Exercise goal :: Convert the lines of the items into a Markdown table with the columns Row and Line. Start with the line containing "y-tick-label: 6,500: [20, 108, 56, 120]", go on through the line containing "y-tick-label: 5,000: [20, 174, 56, 186]", number each line, and leave out any blank lines.

Material supplied ::
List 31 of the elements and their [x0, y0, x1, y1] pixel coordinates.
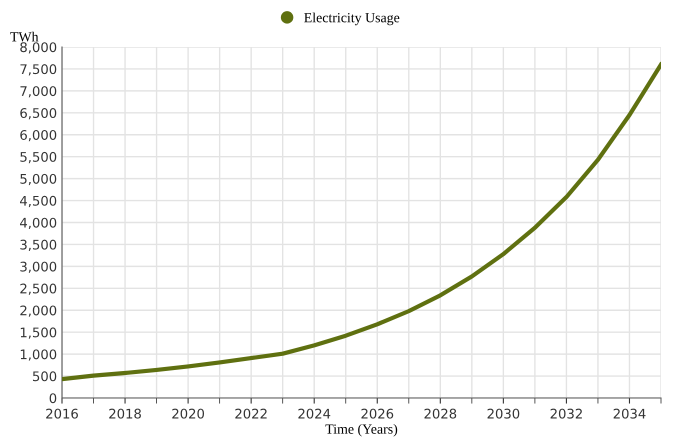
y-tick-label: 6,500: [20, 108, 56, 120]
x-tick-label: 2032: [550, 408, 582, 419]
y-tick-label: 7,000: [20, 86, 56, 98]
y-tick-label: 2,500: [20, 284, 56, 295]
y-tick-label: 1,500: [20, 327, 56, 339]
y-tick-label: 8,000: [20, 42, 56, 54]
y-axis-title: TWh: [10, 32, 38, 42]
x-tick-label: 2018: [109, 408, 141, 419]
x-tick-label: 2034: [614, 408, 646, 419]
y-tick-label: 5,500: [20, 152, 56, 164]
x-tick-label: 2028: [424, 408, 456, 419]
x-tick-label: 2016: [46, 408, 78, 419]
y-tick-label: 4,500: [20, 196, 56, 208]
line-series: [62, 62, 661, 382]
y-tick-label: 3,500: [20, 240, 56, 251]
y-tick-label: 1,000: [20, 349, 56, 361]
y-tick-label: 500: [32, 371, 56, 382]
x-tick-label: 2030: [488, 408, 520, 419]
y-tick-label: 3,000: [20, 262, 56, 273]
x-tick-label: 2026: [361, 408, 394, 419]
legend-label: Electricity Usage: [304, 12, 400, 26]
x-tick-label: 2022: [235, 408, 267, 419]
x-tick-label: 2020: [172, 408, 204, 419]
y-tick-label: 5,000: [20, 174, 56, 186]
y-tick-label: 6,000: [20, 130, 56, 142]
y-tick-label: 2,000: [20, 305, 56, 317]
y-tick-label: 4,000: [20, 218, 56, 230]
y-tick-label: 0: [50, 393, 56, 404]
y-tick-label: 7,500: [20, 64, 56, 76]
x-axis-title: Time (Years): [325, 424, 398, 437]
x-tick-label: 2024: [298, 408, 330, 419]
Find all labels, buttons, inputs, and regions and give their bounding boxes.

Result of this task ::
| Row | Line |
|---|---|
| 1 | y-tick-label: 6,500: [20, 108, 56, 120] |
| 2 | x-tick-label: 2032: [550, 408, 582, 419] |
| 3 | y-tick-label: 7,000: [20, 86, 56, 98] |
| 4 | y-tick-label: 2,500: [20, 284, 56, 295] |
| 5 | y-tick-label: 1,500: [20, 327, 56, 339] |
| 6 | y-tick-label: 8,000: [20, 42, 56, 54] |
| 7 | y-axis-title: TWh: [10, 32, 38, 42] |
| 8 | x-tick-label: 2018: [109, 408, 141, 419] |
| 9 | x-tick-label: 2034: [614, 408, 646, 419] |
| 10 | y-tick-label: 5,500: [20, 152, 56, 164] |
| 11 | x-tick-label: 2028: [424, 408, 456, 419] |
| 12 | x-tick-label: 2016: [46, 408, 78, 419] |
| 13 | y-tick-label: 4,500: [20, 196, 56, 208] |
| 14 | line-series: [62, 62, 661, 382] |
| 15 | y-tick-label: 3,500: [20, 240, 56, 251] |
| 16 | y-tick-label: 1,000: [20, 349, 56, 361] |
| 17 | y-tick-label: 500: [32, 371, 56, 382] |
| 18 | x-tick-label: 2030: [488, 408, 520, 419] |
| 19 | y-tick-label: 3,000: [20, 262, 56, 273] |
| 20 | x-tick-label: 2026: [361, 408, 394, 419] |
| 21 | legend-label: Electricity Usage: [304, 12, 400, 26] |
| 22 | x-tick-label: 2022: [235, 408, 267, 419] |
| 23 | x-tick-label: 2020: [172, 408, 204, 419] |
| 24 | y-tick-label: 5,000: [20, 174, 56, 186] |